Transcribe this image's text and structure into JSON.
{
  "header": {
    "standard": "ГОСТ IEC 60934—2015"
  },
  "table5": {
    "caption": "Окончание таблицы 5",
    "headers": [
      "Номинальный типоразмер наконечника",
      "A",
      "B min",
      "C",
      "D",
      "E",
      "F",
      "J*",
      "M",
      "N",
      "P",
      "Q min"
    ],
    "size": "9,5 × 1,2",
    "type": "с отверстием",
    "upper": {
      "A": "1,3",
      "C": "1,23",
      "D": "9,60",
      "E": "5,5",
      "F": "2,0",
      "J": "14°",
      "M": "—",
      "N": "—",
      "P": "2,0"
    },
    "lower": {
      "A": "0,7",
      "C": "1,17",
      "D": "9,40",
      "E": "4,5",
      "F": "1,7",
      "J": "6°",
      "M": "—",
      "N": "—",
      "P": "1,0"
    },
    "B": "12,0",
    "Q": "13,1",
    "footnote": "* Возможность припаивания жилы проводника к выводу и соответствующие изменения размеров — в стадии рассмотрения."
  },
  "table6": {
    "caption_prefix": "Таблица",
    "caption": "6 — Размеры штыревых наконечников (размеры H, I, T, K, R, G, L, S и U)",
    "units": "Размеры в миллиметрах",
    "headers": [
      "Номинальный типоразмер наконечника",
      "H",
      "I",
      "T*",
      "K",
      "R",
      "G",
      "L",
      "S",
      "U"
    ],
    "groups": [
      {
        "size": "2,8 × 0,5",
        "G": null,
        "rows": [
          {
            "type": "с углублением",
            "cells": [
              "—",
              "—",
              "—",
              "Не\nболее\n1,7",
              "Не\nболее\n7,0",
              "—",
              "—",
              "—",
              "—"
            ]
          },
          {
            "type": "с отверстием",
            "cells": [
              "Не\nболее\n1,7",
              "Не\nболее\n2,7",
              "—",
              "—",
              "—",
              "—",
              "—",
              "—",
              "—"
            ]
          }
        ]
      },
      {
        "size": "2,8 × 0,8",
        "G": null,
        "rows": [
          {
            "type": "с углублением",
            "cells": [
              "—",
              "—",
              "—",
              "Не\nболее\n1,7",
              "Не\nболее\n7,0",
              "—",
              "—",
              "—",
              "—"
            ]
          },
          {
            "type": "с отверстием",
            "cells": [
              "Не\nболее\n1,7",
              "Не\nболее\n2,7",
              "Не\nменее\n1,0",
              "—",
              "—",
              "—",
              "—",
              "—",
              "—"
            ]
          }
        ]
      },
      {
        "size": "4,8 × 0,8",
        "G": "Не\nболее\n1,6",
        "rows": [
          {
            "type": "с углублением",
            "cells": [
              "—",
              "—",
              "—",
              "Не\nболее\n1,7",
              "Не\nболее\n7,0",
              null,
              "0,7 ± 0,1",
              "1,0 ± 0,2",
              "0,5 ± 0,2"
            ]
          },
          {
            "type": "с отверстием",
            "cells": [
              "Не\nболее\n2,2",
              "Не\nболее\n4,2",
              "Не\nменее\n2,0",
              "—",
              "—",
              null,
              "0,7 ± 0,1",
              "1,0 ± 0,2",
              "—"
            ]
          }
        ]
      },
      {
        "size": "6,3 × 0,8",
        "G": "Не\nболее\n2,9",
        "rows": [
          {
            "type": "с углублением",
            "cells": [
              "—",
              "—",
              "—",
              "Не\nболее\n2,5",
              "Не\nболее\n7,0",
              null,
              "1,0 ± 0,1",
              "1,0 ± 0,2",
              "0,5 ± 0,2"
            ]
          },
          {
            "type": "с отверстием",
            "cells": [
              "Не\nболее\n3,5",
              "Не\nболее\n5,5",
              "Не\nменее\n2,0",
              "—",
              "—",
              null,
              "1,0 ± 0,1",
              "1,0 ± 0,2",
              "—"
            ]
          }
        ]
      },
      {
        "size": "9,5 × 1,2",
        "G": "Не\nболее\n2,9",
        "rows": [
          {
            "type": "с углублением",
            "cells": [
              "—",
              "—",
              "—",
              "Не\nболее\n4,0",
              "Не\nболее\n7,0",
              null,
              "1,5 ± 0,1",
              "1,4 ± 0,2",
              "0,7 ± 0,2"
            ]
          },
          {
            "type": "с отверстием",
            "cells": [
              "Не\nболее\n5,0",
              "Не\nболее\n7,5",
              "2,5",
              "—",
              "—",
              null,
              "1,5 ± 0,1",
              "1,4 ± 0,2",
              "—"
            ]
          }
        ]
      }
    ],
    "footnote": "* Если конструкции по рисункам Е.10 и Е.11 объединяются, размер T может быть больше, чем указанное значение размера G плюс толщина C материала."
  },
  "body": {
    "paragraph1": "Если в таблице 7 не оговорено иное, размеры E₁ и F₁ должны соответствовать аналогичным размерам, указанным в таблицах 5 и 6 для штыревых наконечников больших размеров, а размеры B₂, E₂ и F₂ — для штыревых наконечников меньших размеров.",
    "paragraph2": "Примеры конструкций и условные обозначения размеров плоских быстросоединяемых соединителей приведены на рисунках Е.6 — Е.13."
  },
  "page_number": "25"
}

= = = = = = =

WHAT TO DO:
How many of the lines above contain the string "footnote"? Give the number only.

SOLUTION FOR THIS PROBLEM:
2